■ **Data excerpts**
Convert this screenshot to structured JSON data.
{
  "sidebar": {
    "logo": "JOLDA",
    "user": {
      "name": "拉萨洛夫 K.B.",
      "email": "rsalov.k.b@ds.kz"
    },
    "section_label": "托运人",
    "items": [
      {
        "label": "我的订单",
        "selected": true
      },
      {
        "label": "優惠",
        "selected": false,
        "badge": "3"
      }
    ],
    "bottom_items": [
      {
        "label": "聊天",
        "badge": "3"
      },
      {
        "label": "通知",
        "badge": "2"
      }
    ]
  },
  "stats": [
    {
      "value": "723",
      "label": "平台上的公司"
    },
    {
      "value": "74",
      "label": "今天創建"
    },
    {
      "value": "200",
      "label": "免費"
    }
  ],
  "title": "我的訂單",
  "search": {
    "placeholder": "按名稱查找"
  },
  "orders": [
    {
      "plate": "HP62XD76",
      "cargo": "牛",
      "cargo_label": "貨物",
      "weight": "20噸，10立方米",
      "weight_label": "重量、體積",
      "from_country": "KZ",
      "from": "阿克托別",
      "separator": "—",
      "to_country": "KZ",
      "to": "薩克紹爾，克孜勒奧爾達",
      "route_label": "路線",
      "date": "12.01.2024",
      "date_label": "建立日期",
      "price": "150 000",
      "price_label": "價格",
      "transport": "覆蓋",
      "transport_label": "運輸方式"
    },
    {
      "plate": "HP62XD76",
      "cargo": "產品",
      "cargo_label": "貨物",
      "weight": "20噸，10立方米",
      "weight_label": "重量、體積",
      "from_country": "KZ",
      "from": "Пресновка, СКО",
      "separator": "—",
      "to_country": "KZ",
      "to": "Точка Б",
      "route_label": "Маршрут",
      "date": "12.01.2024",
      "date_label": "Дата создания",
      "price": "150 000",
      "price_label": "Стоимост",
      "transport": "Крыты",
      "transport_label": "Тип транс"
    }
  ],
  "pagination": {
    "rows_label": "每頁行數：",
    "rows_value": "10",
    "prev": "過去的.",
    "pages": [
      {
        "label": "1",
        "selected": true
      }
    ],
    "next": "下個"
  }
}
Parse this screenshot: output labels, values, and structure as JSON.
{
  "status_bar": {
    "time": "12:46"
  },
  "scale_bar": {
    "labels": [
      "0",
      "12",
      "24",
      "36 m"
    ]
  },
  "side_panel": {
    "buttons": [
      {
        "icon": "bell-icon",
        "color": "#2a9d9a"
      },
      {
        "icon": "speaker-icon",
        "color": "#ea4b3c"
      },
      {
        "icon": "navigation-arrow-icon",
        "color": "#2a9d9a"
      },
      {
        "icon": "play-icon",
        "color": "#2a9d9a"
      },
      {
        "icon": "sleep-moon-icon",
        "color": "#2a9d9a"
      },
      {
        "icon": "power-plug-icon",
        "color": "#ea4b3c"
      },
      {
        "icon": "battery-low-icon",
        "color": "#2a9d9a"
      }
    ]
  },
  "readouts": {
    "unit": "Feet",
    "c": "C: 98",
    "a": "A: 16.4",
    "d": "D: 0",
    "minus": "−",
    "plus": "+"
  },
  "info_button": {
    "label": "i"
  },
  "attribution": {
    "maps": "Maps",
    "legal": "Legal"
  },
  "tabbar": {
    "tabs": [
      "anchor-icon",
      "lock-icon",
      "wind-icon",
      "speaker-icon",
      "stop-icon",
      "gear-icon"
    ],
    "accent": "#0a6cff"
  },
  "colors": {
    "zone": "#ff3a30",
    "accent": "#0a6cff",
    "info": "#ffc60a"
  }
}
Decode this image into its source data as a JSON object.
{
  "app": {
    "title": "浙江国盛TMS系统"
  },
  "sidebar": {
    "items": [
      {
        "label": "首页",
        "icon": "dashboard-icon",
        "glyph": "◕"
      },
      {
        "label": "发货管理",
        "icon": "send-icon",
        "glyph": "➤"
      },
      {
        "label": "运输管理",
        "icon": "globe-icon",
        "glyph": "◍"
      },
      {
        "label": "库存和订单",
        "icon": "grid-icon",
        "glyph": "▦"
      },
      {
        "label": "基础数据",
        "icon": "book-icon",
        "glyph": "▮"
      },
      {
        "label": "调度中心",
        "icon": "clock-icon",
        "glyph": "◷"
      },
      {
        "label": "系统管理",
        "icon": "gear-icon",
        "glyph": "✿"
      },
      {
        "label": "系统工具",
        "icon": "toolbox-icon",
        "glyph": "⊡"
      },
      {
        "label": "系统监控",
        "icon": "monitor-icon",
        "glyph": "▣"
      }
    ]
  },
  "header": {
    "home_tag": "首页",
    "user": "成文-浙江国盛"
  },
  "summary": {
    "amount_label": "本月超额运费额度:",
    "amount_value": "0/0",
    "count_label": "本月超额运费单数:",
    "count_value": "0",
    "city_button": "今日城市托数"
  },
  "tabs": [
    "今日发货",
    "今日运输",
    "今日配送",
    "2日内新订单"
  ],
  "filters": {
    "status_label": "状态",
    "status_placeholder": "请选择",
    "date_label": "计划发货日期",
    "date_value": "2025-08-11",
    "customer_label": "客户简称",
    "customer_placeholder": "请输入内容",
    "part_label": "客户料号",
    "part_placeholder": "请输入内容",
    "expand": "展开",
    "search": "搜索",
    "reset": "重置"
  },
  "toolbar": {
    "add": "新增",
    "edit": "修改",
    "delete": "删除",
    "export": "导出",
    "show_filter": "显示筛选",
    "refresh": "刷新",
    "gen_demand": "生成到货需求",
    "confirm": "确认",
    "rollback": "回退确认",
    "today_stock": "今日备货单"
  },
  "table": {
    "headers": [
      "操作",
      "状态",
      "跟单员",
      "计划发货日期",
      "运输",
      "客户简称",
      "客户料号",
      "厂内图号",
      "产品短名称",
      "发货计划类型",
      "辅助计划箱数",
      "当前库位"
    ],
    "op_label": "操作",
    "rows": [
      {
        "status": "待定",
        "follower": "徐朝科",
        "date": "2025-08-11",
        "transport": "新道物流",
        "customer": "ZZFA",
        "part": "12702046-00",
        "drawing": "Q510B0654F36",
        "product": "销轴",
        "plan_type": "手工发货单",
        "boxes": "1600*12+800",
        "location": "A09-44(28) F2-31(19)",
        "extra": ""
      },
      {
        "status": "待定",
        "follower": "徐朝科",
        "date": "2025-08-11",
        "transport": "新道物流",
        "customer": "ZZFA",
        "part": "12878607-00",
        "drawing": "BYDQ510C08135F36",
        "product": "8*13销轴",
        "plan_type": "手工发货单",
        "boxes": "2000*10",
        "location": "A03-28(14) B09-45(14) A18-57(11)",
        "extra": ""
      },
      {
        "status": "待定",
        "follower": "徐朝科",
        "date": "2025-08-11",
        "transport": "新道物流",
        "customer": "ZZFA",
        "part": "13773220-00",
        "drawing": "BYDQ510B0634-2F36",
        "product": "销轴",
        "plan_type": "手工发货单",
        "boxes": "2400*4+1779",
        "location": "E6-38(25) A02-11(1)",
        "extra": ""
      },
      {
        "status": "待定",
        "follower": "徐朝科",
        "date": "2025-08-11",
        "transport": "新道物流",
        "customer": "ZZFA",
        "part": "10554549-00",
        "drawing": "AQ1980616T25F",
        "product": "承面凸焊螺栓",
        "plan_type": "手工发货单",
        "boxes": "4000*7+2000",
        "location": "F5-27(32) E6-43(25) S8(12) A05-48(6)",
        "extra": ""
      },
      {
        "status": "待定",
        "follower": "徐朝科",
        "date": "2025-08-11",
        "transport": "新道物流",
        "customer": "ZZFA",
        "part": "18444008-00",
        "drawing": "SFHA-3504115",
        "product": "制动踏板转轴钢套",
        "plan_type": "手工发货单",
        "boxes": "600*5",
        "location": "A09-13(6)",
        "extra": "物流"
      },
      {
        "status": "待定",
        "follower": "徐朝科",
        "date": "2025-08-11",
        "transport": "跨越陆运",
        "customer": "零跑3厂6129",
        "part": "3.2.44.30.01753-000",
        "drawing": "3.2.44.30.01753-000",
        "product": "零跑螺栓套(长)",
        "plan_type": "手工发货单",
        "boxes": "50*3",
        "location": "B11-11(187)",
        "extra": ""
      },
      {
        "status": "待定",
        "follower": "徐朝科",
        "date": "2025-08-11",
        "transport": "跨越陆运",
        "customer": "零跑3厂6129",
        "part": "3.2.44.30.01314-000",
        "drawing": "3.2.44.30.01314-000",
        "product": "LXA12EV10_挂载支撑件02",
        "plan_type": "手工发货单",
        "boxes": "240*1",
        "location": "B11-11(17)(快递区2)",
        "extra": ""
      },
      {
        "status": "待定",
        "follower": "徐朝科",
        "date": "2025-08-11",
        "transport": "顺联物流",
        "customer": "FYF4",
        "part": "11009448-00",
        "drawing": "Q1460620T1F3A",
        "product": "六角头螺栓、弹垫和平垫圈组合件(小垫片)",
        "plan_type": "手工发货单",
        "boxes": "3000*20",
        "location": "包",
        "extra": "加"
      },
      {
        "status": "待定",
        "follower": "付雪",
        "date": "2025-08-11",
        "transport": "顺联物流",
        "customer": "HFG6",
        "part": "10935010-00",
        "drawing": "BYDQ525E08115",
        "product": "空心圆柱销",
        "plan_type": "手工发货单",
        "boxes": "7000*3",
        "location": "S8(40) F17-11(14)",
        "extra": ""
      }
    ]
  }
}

■ **Task statement**
Give only the number of lines in the listing above that include the string "请输入内容".

■ **Expected output**
2